» Exercise details:
Select every line containing the word "have" from the material, and copy those lines.

Segment Open

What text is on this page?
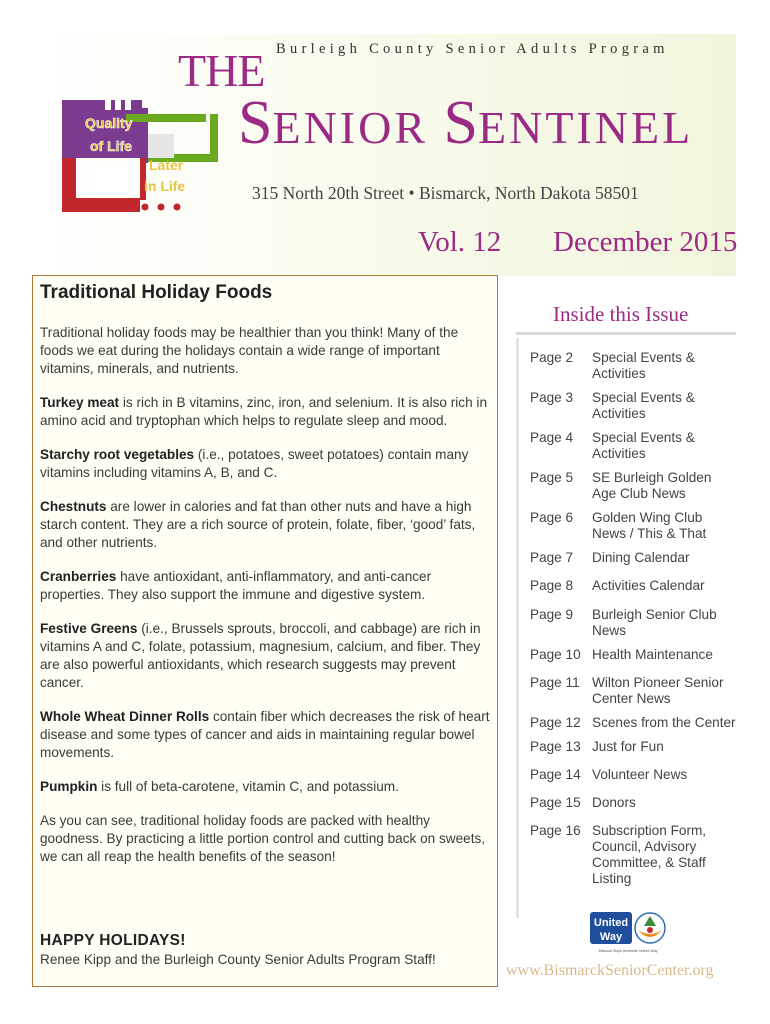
Quality
of Life
Later
in Life
Burleigh County Senior Adults Program
THE
SENIOR SENTINEL
315 North 20th Street • Bismarck, North Dakota 58501
Vol. 12 December 2015
Traditional Holiday Foods

Traditional holiday foods may be healthier than you think! Many of the foods we eat during the holidays contain a wide range of important vitamins, minerals, and nutrients.

Turkey meat is rich in B vitamins, zinc, iron, and selenium. It is also rich in amino acid and tryptophan which helps to regulate sleep and mood.

Starchy root vegetables (i.e., potatoes, sweet potatoes) contain many vitamins including vitamins A, B, and C.

Chestnuts are lower in calories and fat than other nuts and have a high starch content. They are a rich source of protein, folate, fiber, ‘good’ fats, and other nutrients.

Cranberries have antioxidant, anti-inflammatory, and anti-cancer properties. They also support the immune and digestive system.

Festive Greens (i.e., Brussels sprouts, broccoli, and cabbage) are rich in vitamins A and C, folate, potassium, magnesium, calcium, and fiber. They are also powerful antioxidants, which research suggests may prevent cancer.

Whole Wheat Dinner Rolls contain fiber which decreases the risk of heart disease and some types of cancer and aids in maintaining regular bowel movements.

Pumpkin is full of beta-carotene, vitamin C, and potassium.

As you can see, traditional holiday foods are packed with healthy goodness. By practicing a little portion control and cutting back on sweets, we can all reap the health benefits of the season!

HAPPY HOLIDAYS!
Renee Kipp and the Burleigh County Senior Adults Program Staff!
Inside this Issue
Page 2	Special Events & Activities
Page 3	Special Events & Activities
Page 4	Special Events & Activities
Page 5	SE Burleigh Golden Age Club News
Page 6	Golden Wing Club News / This & That
Page 7	Dining Calendar
Page 8	Activities Calendar
Page 9	Burleigh Senior Club News
Page 10 Health Maintenance
Page 11 Wilton Pioneer Senior Center News
Page 12 Scenes from the Center
Page 13 Just for Fun
Page 14 Volunteer News
Page 15 Donors
Page 16 Subscription Form, Council, Advisory Committee, & Staff Listing
United
Way
Missouri Slope Areawide United Way
www.BismarckSeniorCenter.org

Segment Closed

» Response to the exercise:
Chestnuts are lower in calories and fat than other nuts and have a high starch content. They are a rich source of protein, folate, fiber, ‘good’ fats, and other nutrients.
Cranberries have antioxidant, anti-inflammatory, and anti-cancer properties. They also support the immune and digestive system.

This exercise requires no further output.